#### [Task directions]
Images should be left out, and everything else in the listing reproduced exactly.

↓↓↓

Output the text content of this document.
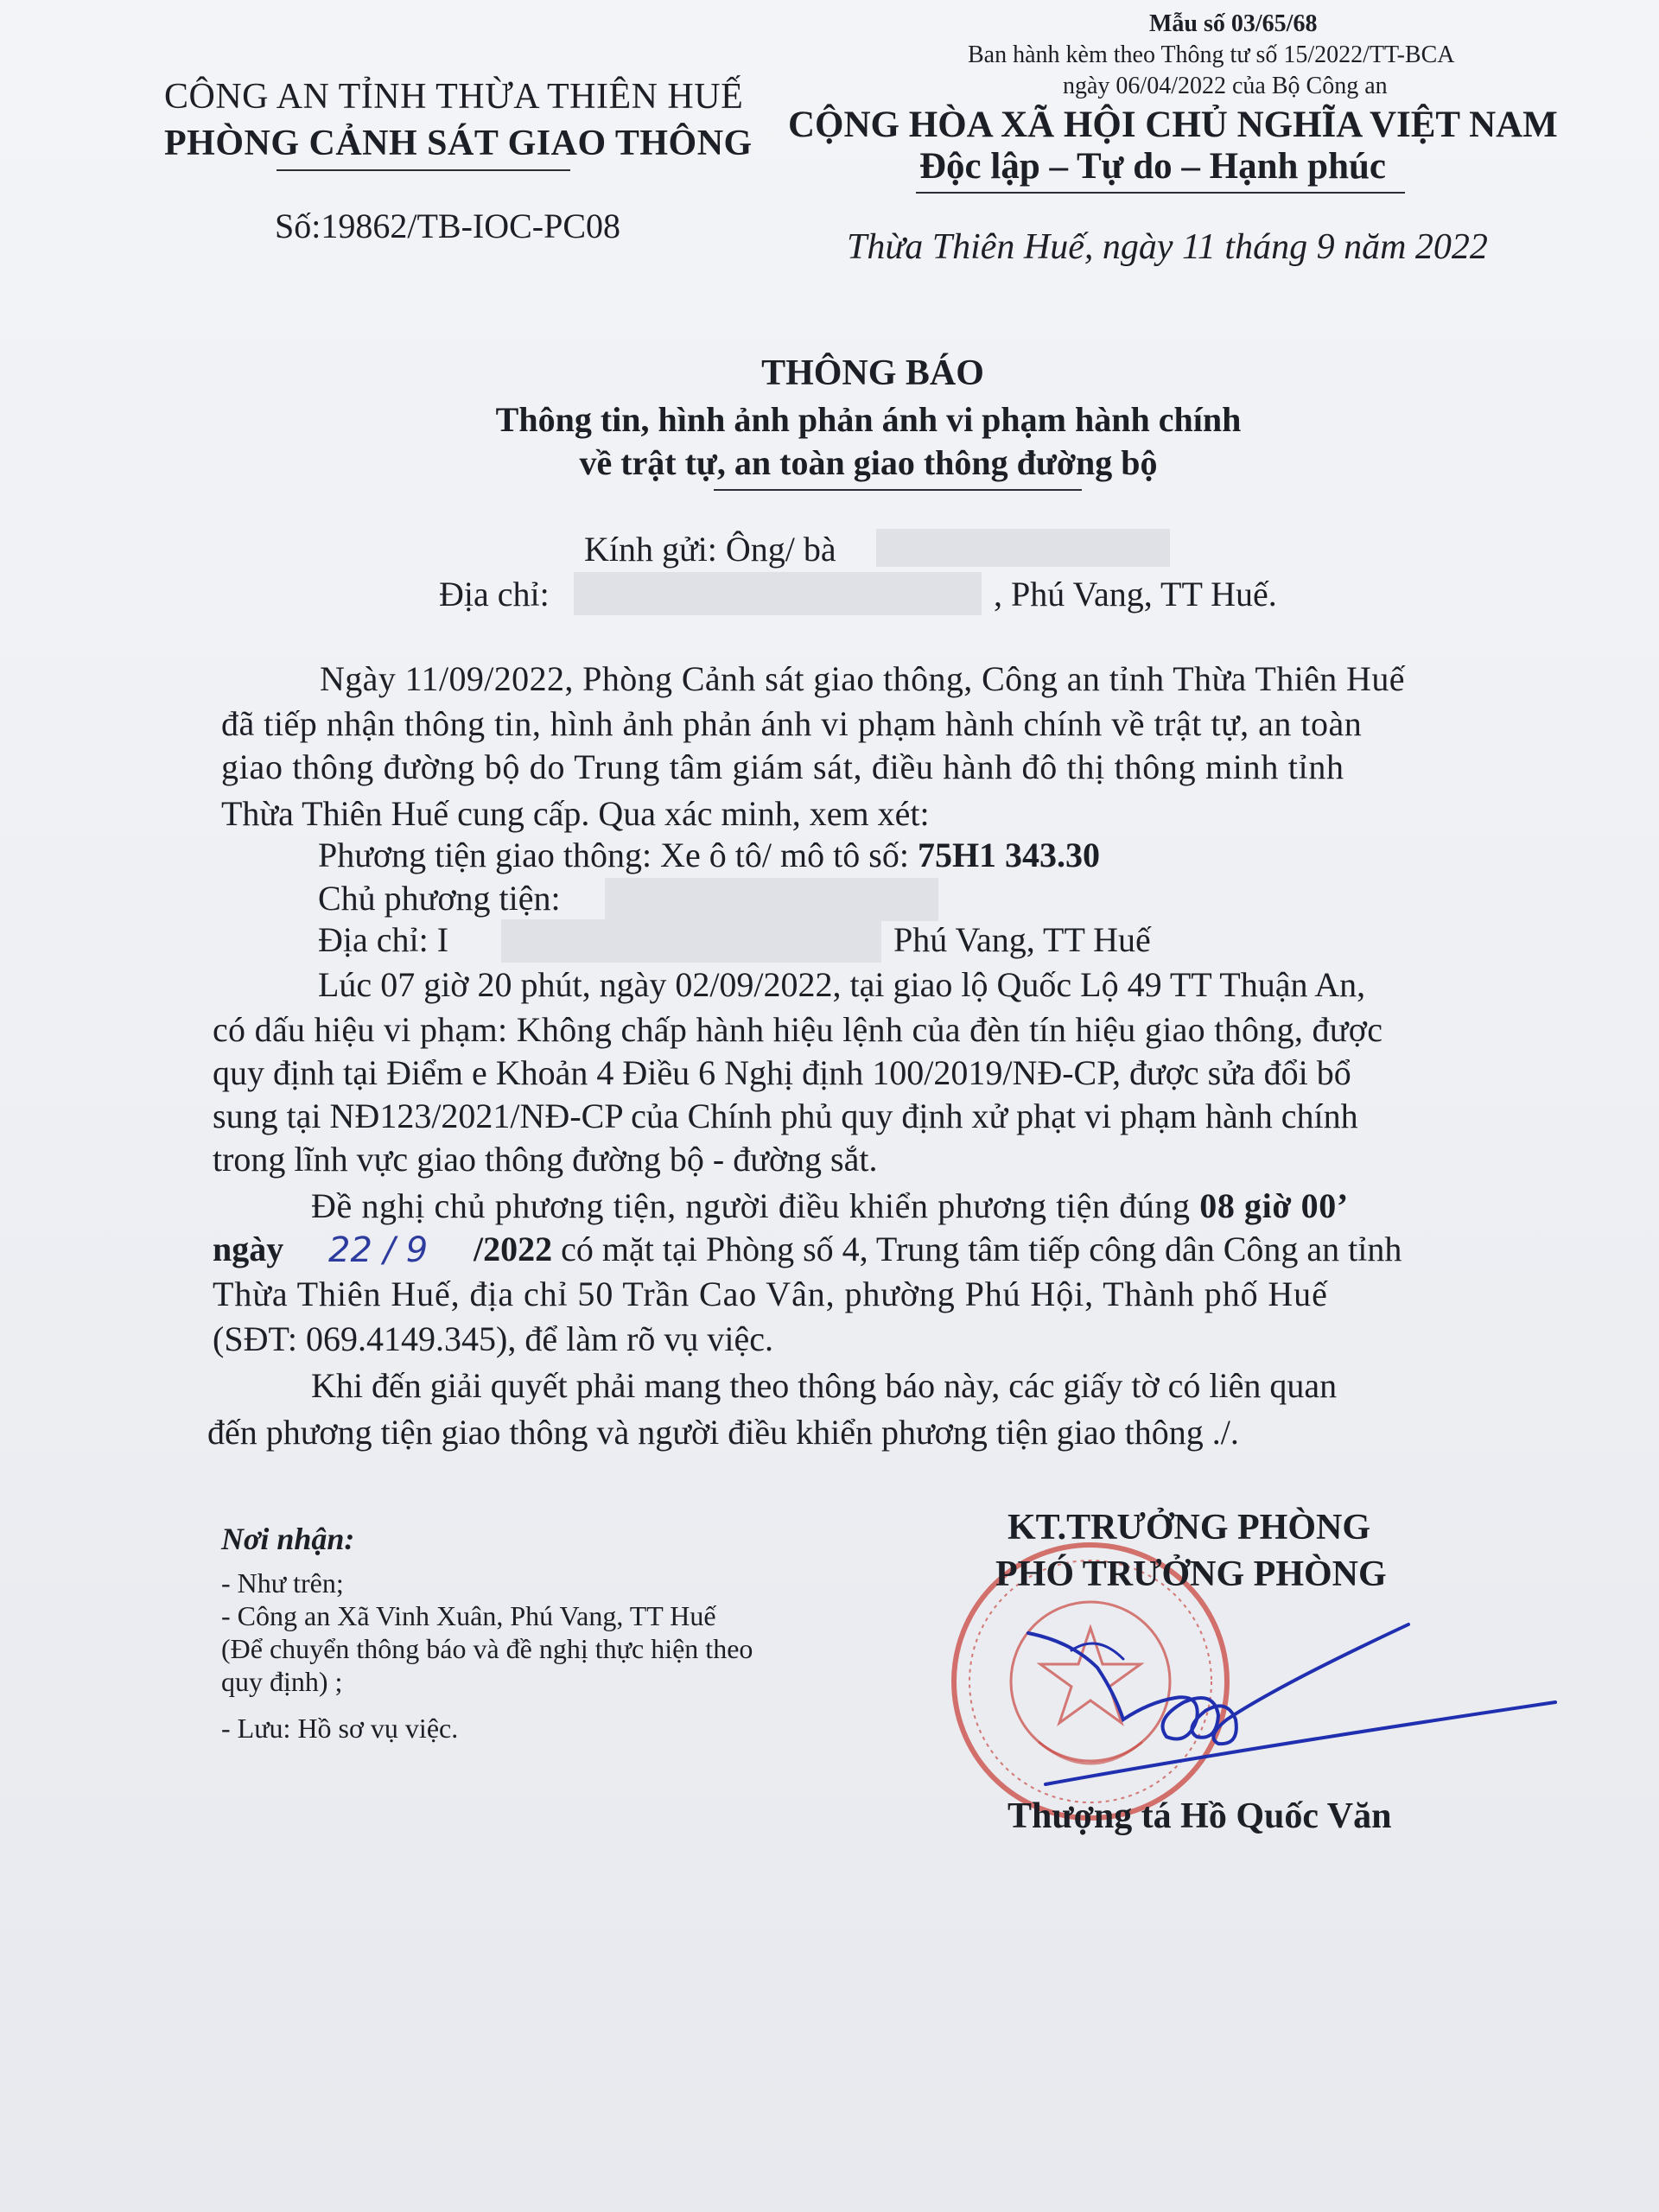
Mẫu số 03/65/68
Ban hành kèm theo Thông tư số 15/2022/TT-BCA
ngày 06/04/2022 của Bộ Công an
CÔNG AN TỈNH THỪA THIÊN HUẾ
PHÒNG CẢNH SÁT GIAO THÔNG
Số:19862/TB-IOC-PC08
CỘNG HÒA XÃ HỘI CHỦ NGHĨA VIỆT NAM
Độc lập – Tự do – Hạnh phúc
Thừa Thiên Huế, ngày 11 tháng 9 năm 2022
THÔNG BÁO
Thông tin, hình ảnh phản ánh vi phạm hành chính
về trật tự, an toàn giao thông đường bộ
Kính gửi: Ông/ bà
Địa chỉ:	, Phú Vang, TT Huế.
Ngày 11/09/2022, Phòng Cảnh sát giao thông, Công an tỉnh Thừa Thiên Huế
đã tiếp nhận thông tin, hình ảnh phản ánh vi phạm hành chính về trật tự, an toàn
giao thông đường bộ do Trung tâm giám sát, điều hành đô thị thông minh tỉnh
Thừa Thiên Huế cung cấp. Qua xác minh, xem xét:
Phương tiện giao thông: Xe ô tô/ mô tô số: 75H1 343.30
Chủ phương tiện:
Địa chỉ: I	Phú Vang, TT Huế
Lúc 07 giờ 20 phút, ngày 02/09/2022, tại giao lộ Quốc Lộ 49 TT Thuận An,
có dấu hiệu vi phạm: Không chấp hành hiệu lệnh của đèn tín hiệu giao thông, được
quy định tại Điểm e Khoản 4 Điều 6 Nghị định 100/2019/NĐ-CP, được sửa đổi bổ
sung tại NĐ123/2021/NĐ-CP của Chính phủ quy định xử phạt vi phạm hành chính
trong lĩnh vực giao thông đường bộ - đường sắt.
Đề nghị chủ phương tiện, người điều khiển phương tiện đúng 08 giờ 00’
ngày 22 / 9 /2022 có mặt tại Phòng số 4, Trung tâm tiếp công dân Công an tỉnh
Thừa Thiên Huế, địa chỉ 50 Trần Cao Vân, phường Phú Hội, Thành phố Huế
(SĐT: 069.4149.345), để làm rõ vụ việc.
Khi đến giải quyết phải mang theo thông báo này, các giấy tờ có liên quan
đến phương tiện giao thông và người điều khiển phương tiện giao thông ./.
Nơi nhận:
- Như trên;
- Công an Xã Vinh Xuân, Phú Vang, TT Huế
(Để chuyển thông báo và đề nghị thực hiện theo
quy định) ;
- Lưu: Hồ sơ vụ việc.
KT.TRƯỞNG PHÒNG
PHÓ TRƯỞNG PHÒNG
Thượng tá Hồ Quốc Văn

↑↑↑

#### [Correct output]
Output the text content of this document.
Mẫu số 03/65/68
Ban hành kèm theo Thông tư số 15/2022/TT-BCA
ngày 06/04/2022 của Bộ Công an
CÔNG AN TỈNH THỪA THIÊN HUẾ
PHÒNG CẢNH SÁT GIAO THÔNG
Số:19862/TB-IOC-PC08
CỘNG HÒA XÃ HỘI CHỦ NGHĨA VIỆT NAM
Độc lập – Tự do – Hạnh phúc
Thừa Thiên Huế, ngày 11 tháng 9 năm 2022
THÔNG BÁO
Thông tin, hình ảnh phản ánh vi phạm hành chính
về trật tự, an toàn giao thông đường bộ
Kính gửi: Ông/ bà
Địa chỉ:	, Phú Vang, TT Huế.
Ngày 11/09/2022, Phòng Cảnh sát giao thông, Công an tỉnh Thừa Thiên Huế
đã tiếp nhận thông tin, hình ảnh phản ánh vi phạm hành chính về trật tự, an toàn
giao thông đường bộ do Trung tâm giám sát, điều hành đô thị thông minh tỉnh
Thừa Thiên Huế cung cấp. Qua xác minh, xem xét:
Phương tiện giao thông: Xe ô tô/ mô tô số: 75H1 343.30
Chủ phương tiện:
Địa chỉ: I	Phú Vang, TT Huế
Lúc 07 giờ 20 phút, ngày 02/09/2022, tại giao lộ Quốc Lộ 49 TT Thuận An,
có dấu hiệu vi phạm: Không chấp hành hiệu lệnh của đèn tín hiệu giao thông, được
quy định tại Điểm e Khoản 4 Điều 6 Nghị định 100/2019/NĐ-CP, được sửa đổi bổ
sung tại NĐ123/2021/NĐ-CP của Chính phủ quy định xử phạt vi phạm hành chính
trong lĩnh vực giao thông đường bộ - đường sắt.
Đề nghị chủ phương tiện, người điều khiển phương tiện đúng 08 giờ 00’
ngày 22 / 9 /2022 có mặt tại Phòng số 4, Trung tâm tiếp công dân Công an tỉnh
Thừa Thiên Huế, địa chỉ 50 Trần Cao Vân, phường Phú Hội, Thành phố Huế
(SĐT: 069.4149.345), để làm rõ vụ việc.
Khi đến giải quyết phải mang theo thông báo này, các giấy tờ có liên quan
đến phương tiện giao thông và người điều khiển phương tiện giao thông ./.
Nơi nhận:
- Như trên;
- Công an Xã Vinh Xuân, Phú Vang, TT Huế
(Để chuyển thông báo và đề nghị thực hiện theo
quy định) ;
- Lưu: Hồ sơ vụ việc.
KT.TRƯỞNG PHÒNG
PHÓ TRƯỞNG PHÒNG
Thượng tá Hồ Quốc Văn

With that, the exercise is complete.